Text segment |

— Start —

Wincanton Racecourse

Address:
Wincanton Racecourse, Wincanton, Somerset, BA9 8BJ - Map & Directions
Telephone:
01963 32344
Wincanton Racecourse
Wincanton Racecourse (William / geograph.org.uk)

Wincanton racecourse is located in Somerset and from various parts of the course the historically beautiful natural valley known as Blackmore Vale is visible, so the track is extremely popular with visitors from all over the United Kingdom, not just for the entertaining race days but also for the sensational surroundings. After the First World War, a new racing company wanted to make horse racing more prominent in the local area so they purchased the current site and set about redeveloping the land, with the first meeting held in 1927. Wincanton is now owned by the Racecourse Holdings Trust, who acquired the lease in 1966, and they recently oversaw a £3m makeover which saw all aspects of the site modernised and improved to make the environment more accessible, enjoyable and comfortable for all involved.

Those electing to drive to Wincanton racecourse should note that the track is located one mile north of Wincanton town centre and can be found on the B3081 Shepton Mallet Road. Alternatively, the closest railway station to the course is Templecombe Station, which is frequented by services from Waterloo and Exeter, which is just four miles south of the racecourse. A courtesy bus service is regularly in operation on race days, taking customers to and from the station, meaning visitors do not need to worry about paying for taxi services.

— End —

Given data |
— Start —

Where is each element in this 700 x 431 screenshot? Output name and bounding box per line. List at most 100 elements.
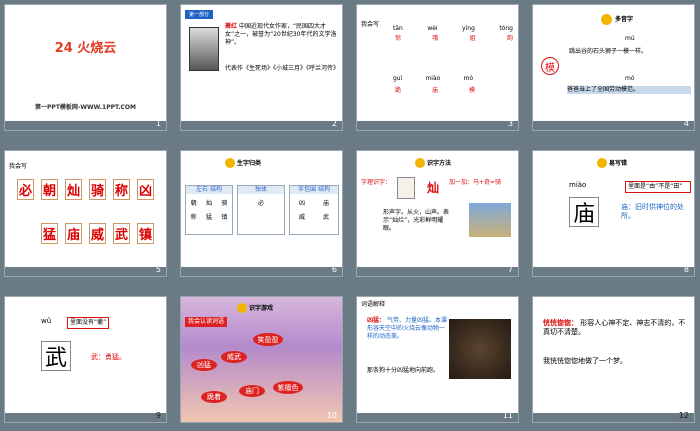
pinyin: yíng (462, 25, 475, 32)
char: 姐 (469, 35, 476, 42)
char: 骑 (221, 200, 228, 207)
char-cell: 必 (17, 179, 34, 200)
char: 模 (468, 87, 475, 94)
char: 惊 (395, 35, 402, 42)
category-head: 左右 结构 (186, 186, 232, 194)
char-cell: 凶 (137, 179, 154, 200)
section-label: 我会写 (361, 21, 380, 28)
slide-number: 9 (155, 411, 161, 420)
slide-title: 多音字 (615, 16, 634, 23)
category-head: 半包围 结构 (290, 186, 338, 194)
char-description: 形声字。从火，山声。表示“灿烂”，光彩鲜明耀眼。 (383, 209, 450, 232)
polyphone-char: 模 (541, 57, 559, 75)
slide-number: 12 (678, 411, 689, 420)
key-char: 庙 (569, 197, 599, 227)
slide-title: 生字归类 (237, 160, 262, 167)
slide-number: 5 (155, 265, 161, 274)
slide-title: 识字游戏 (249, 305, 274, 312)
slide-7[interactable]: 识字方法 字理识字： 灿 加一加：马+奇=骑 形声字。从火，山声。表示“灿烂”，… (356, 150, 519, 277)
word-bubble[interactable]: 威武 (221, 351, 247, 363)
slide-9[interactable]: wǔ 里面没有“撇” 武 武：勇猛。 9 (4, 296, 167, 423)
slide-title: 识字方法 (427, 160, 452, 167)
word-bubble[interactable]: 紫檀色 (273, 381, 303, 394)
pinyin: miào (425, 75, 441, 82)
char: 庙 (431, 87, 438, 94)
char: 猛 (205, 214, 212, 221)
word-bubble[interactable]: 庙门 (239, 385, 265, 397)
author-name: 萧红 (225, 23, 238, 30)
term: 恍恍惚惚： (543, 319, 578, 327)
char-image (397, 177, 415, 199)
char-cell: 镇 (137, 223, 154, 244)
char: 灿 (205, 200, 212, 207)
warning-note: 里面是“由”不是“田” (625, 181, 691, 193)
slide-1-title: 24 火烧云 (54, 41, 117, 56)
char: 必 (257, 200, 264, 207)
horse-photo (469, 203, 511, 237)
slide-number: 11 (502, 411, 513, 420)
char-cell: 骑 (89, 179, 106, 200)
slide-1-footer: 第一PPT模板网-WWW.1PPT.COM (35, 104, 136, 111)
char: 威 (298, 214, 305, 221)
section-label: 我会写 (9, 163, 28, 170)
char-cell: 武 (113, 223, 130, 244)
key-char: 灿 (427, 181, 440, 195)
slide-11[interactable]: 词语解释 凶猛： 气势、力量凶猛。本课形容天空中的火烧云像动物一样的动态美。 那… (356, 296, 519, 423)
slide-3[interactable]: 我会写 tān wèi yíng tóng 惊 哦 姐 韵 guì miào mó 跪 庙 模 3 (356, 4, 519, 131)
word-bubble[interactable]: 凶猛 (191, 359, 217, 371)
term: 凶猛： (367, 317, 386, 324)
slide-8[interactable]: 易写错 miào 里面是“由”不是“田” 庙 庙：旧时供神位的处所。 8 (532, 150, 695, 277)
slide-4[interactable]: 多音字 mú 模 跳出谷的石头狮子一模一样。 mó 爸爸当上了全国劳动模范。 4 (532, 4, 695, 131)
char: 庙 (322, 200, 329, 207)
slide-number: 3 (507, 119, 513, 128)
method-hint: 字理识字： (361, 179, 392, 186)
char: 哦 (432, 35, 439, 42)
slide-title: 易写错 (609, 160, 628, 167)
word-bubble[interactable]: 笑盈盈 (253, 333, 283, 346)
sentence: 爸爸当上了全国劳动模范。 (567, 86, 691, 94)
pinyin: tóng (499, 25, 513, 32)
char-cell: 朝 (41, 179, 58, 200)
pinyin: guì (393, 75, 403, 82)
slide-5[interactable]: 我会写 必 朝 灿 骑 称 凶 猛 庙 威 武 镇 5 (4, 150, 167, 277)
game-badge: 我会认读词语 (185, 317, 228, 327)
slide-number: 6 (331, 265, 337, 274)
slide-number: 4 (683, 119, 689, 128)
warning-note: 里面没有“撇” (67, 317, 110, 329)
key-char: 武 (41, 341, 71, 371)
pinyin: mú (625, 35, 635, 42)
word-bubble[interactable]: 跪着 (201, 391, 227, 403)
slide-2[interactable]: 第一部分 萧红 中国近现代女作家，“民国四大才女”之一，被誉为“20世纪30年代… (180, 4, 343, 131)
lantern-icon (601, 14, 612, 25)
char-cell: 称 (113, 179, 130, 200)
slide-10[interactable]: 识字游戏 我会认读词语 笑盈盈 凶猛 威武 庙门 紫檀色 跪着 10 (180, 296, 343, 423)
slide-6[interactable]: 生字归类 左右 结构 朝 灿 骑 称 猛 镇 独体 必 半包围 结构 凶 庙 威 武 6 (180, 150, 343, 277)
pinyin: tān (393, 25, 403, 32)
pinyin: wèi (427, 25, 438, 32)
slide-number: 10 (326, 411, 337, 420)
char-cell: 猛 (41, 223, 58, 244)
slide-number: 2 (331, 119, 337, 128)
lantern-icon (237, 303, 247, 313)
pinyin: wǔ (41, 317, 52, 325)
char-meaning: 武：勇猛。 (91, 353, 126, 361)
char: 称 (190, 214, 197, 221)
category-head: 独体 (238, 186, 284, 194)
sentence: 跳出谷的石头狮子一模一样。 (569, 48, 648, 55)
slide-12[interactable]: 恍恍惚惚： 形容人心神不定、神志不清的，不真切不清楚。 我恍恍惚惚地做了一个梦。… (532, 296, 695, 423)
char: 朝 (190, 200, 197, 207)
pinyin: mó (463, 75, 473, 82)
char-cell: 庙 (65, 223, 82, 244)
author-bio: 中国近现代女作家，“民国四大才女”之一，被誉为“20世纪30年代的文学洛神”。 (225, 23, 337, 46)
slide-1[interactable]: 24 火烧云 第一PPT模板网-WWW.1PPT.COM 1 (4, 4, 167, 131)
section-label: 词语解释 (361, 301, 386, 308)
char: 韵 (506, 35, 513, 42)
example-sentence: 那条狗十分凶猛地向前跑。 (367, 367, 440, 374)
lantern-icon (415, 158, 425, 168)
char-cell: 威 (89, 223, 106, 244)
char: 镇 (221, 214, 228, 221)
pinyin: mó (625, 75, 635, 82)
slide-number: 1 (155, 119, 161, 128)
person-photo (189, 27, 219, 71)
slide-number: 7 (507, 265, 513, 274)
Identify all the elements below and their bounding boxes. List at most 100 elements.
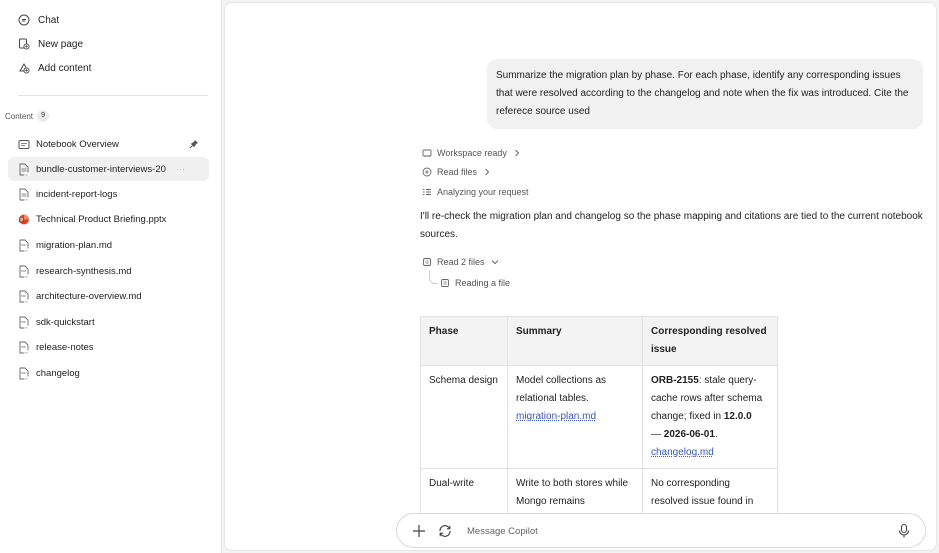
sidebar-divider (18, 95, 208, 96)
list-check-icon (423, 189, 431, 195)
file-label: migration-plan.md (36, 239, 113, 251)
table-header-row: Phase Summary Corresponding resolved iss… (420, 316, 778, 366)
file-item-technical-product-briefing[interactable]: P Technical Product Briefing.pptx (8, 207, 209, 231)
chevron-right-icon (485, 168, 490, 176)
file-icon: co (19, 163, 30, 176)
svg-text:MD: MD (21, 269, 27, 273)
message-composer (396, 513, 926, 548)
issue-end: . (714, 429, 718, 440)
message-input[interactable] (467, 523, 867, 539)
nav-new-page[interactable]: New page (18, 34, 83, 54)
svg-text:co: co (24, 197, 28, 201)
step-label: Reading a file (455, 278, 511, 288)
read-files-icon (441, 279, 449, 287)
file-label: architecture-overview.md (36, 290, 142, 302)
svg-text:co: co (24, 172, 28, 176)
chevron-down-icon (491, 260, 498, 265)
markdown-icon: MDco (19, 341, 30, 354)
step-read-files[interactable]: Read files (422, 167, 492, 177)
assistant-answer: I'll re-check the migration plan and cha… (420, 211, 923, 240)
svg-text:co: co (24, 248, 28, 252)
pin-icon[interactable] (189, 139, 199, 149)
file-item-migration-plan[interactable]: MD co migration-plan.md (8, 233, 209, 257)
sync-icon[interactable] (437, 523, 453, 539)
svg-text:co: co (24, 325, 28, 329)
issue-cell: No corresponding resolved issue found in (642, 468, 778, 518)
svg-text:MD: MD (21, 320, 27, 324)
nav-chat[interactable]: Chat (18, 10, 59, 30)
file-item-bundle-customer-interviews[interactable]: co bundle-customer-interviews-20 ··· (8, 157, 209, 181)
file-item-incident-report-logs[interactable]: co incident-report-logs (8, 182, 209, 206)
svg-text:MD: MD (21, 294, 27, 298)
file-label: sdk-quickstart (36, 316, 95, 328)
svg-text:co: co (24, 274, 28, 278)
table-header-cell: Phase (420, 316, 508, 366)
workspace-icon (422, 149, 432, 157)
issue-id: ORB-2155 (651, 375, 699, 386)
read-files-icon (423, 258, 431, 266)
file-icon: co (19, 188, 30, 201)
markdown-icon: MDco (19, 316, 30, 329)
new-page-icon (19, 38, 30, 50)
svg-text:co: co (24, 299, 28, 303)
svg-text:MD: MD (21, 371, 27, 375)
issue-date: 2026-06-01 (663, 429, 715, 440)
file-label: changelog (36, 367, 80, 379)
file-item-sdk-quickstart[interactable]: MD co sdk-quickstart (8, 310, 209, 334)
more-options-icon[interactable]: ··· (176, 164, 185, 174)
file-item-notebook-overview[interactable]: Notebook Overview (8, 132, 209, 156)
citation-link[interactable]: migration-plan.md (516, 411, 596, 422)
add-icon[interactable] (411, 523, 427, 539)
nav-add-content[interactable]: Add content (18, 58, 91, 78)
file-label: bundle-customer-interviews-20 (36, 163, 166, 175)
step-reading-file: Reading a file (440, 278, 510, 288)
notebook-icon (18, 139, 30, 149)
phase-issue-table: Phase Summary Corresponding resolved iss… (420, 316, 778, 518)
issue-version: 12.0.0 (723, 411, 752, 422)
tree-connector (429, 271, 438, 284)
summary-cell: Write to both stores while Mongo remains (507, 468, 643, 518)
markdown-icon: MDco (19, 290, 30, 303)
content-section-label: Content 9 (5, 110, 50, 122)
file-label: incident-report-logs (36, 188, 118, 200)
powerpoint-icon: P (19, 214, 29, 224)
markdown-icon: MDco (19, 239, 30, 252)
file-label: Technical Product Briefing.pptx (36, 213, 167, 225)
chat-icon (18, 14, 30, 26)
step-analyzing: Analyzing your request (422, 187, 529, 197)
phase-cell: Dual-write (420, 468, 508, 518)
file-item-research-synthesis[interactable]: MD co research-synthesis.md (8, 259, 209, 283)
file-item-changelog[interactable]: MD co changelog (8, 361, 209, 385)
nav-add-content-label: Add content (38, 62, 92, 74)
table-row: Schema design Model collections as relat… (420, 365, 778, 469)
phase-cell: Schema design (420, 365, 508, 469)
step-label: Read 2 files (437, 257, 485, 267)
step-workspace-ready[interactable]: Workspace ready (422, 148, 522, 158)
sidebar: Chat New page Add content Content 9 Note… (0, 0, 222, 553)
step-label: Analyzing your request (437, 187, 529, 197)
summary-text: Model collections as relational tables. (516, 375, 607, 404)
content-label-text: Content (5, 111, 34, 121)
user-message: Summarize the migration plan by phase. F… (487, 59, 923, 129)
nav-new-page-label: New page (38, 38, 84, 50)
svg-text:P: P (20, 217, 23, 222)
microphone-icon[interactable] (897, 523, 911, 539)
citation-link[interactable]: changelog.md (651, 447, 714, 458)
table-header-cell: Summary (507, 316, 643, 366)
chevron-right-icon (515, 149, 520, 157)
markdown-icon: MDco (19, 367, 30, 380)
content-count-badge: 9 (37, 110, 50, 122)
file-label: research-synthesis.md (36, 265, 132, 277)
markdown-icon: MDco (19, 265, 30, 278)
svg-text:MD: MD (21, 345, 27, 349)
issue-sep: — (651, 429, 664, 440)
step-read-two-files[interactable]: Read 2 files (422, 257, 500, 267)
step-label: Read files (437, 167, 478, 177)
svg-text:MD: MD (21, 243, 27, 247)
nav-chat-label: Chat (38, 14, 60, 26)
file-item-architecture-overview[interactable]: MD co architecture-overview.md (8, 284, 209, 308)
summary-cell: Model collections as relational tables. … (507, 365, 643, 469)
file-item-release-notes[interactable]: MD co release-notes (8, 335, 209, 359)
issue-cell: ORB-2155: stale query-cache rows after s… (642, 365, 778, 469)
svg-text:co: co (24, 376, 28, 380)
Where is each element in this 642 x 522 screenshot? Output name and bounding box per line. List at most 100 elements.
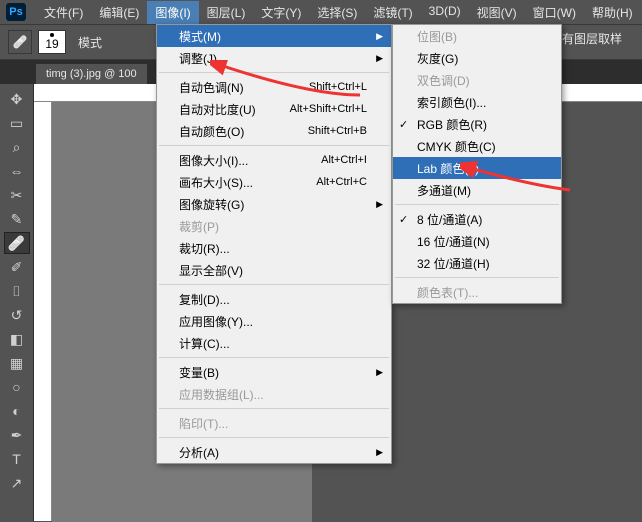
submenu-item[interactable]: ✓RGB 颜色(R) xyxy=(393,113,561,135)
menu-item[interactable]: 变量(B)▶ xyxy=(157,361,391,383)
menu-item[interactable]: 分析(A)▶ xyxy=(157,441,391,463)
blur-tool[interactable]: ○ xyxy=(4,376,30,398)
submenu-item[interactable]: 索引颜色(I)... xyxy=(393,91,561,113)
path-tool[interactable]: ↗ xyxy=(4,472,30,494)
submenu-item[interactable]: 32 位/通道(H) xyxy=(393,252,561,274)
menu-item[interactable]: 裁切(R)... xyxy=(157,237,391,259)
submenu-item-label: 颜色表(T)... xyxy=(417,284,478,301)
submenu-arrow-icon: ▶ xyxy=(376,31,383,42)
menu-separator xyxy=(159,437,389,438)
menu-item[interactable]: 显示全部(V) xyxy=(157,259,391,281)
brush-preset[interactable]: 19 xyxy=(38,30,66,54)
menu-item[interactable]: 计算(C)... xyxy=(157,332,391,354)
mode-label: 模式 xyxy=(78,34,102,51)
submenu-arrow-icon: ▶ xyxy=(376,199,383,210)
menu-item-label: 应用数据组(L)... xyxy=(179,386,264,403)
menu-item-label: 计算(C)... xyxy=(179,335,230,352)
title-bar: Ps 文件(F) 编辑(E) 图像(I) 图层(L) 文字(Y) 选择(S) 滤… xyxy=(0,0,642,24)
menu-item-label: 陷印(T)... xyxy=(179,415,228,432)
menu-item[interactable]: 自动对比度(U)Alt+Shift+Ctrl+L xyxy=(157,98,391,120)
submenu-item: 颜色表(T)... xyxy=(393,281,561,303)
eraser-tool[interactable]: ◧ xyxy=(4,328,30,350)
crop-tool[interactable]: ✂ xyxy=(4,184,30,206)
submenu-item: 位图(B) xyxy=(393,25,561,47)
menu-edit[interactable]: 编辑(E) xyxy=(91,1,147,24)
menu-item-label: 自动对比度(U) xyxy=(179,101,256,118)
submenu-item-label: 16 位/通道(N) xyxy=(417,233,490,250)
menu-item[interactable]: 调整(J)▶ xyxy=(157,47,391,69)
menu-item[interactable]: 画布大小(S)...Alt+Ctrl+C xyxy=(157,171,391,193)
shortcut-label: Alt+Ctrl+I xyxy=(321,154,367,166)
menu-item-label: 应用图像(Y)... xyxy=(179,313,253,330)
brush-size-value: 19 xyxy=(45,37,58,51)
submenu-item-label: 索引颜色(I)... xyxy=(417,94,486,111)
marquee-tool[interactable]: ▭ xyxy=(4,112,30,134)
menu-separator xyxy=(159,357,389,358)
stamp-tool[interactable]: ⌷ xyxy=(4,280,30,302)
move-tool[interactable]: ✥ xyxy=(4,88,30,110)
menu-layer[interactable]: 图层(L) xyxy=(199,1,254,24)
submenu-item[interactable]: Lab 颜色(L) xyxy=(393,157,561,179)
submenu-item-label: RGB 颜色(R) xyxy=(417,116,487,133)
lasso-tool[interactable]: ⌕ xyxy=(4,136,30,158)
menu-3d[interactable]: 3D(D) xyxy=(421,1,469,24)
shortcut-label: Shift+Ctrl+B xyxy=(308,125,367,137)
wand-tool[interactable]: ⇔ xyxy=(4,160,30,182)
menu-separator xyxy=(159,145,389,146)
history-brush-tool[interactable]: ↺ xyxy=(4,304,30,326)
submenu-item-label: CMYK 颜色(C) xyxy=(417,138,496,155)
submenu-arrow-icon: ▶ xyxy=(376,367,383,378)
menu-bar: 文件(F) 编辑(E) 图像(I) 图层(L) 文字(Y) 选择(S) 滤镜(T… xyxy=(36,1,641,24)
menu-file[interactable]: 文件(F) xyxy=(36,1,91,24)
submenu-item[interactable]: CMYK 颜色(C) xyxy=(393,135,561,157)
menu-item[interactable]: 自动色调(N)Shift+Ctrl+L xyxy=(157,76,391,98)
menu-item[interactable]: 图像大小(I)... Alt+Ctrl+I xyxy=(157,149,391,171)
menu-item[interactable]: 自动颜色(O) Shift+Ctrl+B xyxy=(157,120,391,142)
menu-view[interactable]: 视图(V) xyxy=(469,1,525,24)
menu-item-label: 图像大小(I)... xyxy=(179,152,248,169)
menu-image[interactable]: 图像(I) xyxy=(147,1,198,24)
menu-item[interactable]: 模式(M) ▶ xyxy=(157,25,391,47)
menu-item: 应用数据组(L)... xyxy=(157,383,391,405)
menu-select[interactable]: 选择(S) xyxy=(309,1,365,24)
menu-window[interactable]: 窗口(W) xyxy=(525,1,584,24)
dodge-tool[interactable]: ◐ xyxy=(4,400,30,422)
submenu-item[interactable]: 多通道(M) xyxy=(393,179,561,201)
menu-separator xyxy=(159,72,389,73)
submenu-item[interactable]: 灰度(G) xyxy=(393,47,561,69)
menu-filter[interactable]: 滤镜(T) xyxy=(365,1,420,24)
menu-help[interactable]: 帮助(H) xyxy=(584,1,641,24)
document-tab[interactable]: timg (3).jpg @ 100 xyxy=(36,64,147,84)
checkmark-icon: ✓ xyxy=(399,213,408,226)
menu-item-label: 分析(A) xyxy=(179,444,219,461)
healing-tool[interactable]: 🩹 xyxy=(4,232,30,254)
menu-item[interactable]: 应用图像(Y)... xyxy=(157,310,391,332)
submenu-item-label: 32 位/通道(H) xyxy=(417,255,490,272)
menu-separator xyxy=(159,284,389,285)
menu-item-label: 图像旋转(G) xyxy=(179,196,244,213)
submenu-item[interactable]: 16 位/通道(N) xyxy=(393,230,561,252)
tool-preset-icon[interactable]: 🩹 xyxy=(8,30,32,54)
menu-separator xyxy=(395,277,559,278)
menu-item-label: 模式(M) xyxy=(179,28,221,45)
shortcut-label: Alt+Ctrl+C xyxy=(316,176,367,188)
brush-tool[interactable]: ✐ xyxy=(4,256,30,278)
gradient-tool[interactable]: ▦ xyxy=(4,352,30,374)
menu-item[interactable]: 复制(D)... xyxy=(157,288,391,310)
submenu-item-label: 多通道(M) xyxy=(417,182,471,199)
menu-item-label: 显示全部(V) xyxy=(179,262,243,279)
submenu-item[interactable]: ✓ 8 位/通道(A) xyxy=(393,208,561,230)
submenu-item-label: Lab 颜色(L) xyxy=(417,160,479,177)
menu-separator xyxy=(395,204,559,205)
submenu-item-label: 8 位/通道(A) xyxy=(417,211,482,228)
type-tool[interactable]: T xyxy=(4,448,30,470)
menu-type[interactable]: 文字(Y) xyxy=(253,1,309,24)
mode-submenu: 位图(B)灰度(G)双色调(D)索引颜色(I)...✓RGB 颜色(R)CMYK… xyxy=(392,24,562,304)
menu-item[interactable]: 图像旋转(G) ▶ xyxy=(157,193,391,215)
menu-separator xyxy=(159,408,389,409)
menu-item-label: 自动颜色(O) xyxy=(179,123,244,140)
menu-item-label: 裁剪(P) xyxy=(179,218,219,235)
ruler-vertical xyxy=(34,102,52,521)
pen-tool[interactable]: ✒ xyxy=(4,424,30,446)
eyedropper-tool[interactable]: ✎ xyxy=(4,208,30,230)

— End —

Directions |
Answer these questions from the Wincanton Racecourse text:
1. In what year was the first meeting held at the course?
2. Which body now owns Wincanton, and in what year did it acquire the lease?
3. What is the closest railway station to the course?
The records have no connection to the Wincanton Racecourse text.

Exercise output |
1. 1927
2. The Racecourse Holdings Trust, in 1966
3. Templecombe Station